EXERCISE INPUT>
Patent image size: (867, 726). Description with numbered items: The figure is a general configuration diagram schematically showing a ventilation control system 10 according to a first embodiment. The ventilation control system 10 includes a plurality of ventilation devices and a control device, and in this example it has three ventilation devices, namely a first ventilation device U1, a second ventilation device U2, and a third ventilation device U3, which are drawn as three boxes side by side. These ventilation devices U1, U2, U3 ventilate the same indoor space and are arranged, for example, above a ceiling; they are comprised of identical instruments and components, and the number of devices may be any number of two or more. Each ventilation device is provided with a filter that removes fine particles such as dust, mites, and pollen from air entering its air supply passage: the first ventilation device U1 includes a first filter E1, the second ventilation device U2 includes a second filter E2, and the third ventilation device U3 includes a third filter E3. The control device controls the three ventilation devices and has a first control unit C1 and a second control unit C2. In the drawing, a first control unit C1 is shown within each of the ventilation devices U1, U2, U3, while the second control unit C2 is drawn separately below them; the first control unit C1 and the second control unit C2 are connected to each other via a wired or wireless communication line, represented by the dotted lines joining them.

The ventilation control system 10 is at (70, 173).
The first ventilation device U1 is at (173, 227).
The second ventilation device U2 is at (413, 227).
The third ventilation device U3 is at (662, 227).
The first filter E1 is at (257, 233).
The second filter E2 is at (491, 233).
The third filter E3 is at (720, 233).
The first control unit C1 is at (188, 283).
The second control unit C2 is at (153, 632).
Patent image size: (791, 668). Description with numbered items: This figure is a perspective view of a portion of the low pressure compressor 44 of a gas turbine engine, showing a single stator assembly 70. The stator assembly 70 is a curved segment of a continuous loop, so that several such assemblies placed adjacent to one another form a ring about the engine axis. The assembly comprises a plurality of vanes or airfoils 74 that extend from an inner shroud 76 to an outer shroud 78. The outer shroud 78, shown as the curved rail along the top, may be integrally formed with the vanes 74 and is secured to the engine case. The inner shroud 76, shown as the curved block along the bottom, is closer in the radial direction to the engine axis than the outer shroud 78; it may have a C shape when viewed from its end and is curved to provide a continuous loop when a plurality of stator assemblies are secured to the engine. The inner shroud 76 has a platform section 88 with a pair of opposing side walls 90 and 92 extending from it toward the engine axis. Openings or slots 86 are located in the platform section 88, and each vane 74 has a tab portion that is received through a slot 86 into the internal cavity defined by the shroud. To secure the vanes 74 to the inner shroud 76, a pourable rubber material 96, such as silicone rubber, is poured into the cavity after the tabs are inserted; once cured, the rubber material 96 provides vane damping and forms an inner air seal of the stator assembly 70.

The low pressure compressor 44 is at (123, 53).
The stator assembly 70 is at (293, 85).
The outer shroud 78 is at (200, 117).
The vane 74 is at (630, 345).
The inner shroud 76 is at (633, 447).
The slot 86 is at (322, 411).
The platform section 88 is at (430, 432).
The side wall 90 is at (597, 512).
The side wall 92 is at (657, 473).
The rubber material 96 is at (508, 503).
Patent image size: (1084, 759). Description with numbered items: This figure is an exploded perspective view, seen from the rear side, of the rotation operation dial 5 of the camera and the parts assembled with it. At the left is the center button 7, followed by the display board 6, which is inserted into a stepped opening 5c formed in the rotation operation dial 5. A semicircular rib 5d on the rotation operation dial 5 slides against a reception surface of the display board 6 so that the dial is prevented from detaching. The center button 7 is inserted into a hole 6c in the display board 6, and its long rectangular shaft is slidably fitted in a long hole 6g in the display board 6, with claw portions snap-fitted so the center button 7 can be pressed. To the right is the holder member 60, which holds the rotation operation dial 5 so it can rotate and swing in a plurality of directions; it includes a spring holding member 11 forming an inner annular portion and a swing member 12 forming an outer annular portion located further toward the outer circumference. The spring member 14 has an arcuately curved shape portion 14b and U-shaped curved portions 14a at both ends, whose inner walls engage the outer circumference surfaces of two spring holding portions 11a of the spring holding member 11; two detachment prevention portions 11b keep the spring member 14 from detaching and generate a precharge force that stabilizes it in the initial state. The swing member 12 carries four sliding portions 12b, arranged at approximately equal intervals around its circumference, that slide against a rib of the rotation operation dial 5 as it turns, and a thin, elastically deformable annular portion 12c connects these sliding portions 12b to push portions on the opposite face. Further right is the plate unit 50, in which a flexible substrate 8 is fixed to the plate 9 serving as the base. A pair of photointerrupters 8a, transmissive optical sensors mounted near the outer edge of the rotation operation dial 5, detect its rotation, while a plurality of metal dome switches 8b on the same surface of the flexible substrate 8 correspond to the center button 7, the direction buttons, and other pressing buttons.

TASK GOAL> Duplicate the lines from the very first one through the line containing "The first filter E1 is at (257, 233).", including both of those lines.

TASK RESULT>
Patent image size: (867, 726). Description with numbered items: The figure is a general configuration diagram schematically showing a ventilation control system 10 according to a first embodiment. The ventilation control system 10 includes a plurality of ventilation devices and a control device, and in this example it has three ventilation devices, namely a first ventilation device U1, a second ventilation device U2, and a third ventilation device U3, which are drawn as three boxes side by side. These ventilation devices U1, U2, U3 ventilate the same indoor space and are arranged, for example, above a ceiling; they are comprised of identical instruments and components, and the number of devices may be any number of two or more. Each ventilation device is provided with a filter that removes fine particles such as dust, mites, and pollen from air entering its air supply passage: the first ventilation device U1 includes a first filter E1, the second ventilation device U2 includes a second filter E2, and the third ventilation device U3 includes a third filter E3. The control device controls the three ventilation devices and has a first control unit C1 and a second control unit C2. In the drawing, a first control unit C1 is shown within each of the ventilation devices U1, U2, U3, while the second control unit C2 is drawn separately below them; the first control unit C1 and the second control unit C2 are connected to each other via a wired or wireless communication line, represented by the dotted lines joining them.

The ventilation control system 10 is at (70, 173).
The first ventilation device U1 is at (173, 227).
The second ventilation device U2 is at (413, 227).
The third ventilation device U3 is at (662, 227).
The first filter E1 is at (257, 233).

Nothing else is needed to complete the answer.